- What the exercise asks
Turn each line of the listing below into a string in a single JSON list, skipping any blank lines. Leave the pictures out.

- Supplied records
--- START ---

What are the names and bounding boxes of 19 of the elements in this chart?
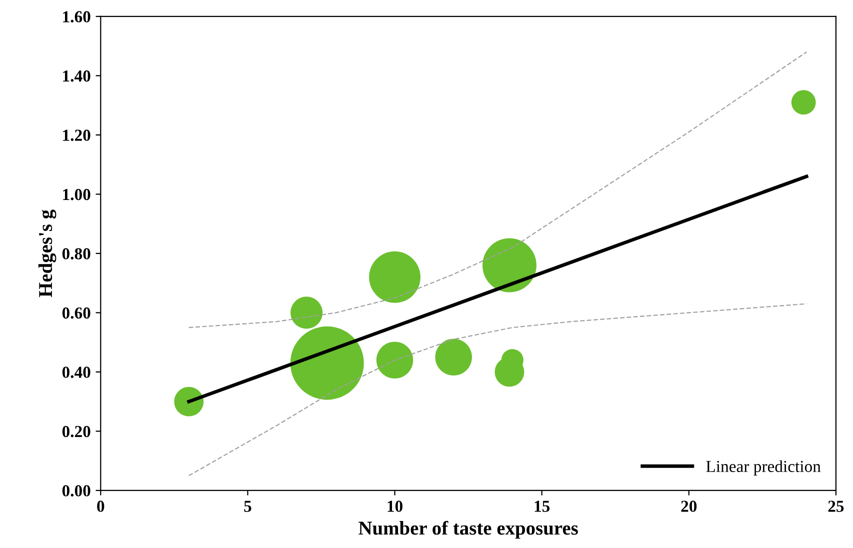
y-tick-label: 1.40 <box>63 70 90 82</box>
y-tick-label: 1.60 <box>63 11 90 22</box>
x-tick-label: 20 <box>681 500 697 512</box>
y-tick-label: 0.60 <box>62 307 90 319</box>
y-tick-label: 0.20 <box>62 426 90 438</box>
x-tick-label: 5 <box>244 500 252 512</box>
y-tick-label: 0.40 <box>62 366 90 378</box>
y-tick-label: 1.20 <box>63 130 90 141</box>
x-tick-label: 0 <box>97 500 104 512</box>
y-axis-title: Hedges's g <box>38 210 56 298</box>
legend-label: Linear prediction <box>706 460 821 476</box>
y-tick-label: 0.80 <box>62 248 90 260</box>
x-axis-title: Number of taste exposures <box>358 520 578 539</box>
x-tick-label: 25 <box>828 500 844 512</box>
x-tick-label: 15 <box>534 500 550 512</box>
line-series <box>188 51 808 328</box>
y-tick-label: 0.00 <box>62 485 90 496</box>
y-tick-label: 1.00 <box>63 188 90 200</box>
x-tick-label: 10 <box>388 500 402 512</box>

--- END ---

- Solved problem
[
  "What are the names and bounding boxes of 19 of the elements in this chart?",
  "y-tick-label: 1.40 <box>63 70 90 82</box>",
  "y-tick-label: 1.60 <box>63 11 90 22</box>",
  "x-tick-label: 20 <box>681 500 697 512</box>",
  "y-tick-label: 0.60 <box>62 307 90 319</box>",
  "y-tick-label: 0.20 <box>62 426 90 438</box>",
  "x-tick-label: 5 <box>244 500 252 512</box>",
  "y-tick-label: 0.40 <box>62 366 90 378</box>",
  "y-tick-label: 1.20 <box>63 130 90 141</box>",
  "x-tick-label: 0 <box>97 500 104 512</box>",
  "y-axis-title: Hedges's g <box>38 210 56 298</box>",
  "legend-label: Linear prediction <box>706 460 821 476</box>",
  "y-tick-label: 0.80 <box>62 248 90 260</box>",
  "x-axis-title: Number of taste exposures <box>358 520 578 539</box>",
  "x-tick-label: 25 <box>828 500 844 512</box>",
  "x-tick-label: 15 <box>534 500 550 512</box>",
  "line-series <box>188 51 808 328</box>",
  "y-tick-label: 0.00 <box>62 485 90 496</box>",
  "y-tick-label: 1.00 <box>63 188 90 200</box>",
  "x-tick-label: 10 <box>388 500 402 512</box>"
]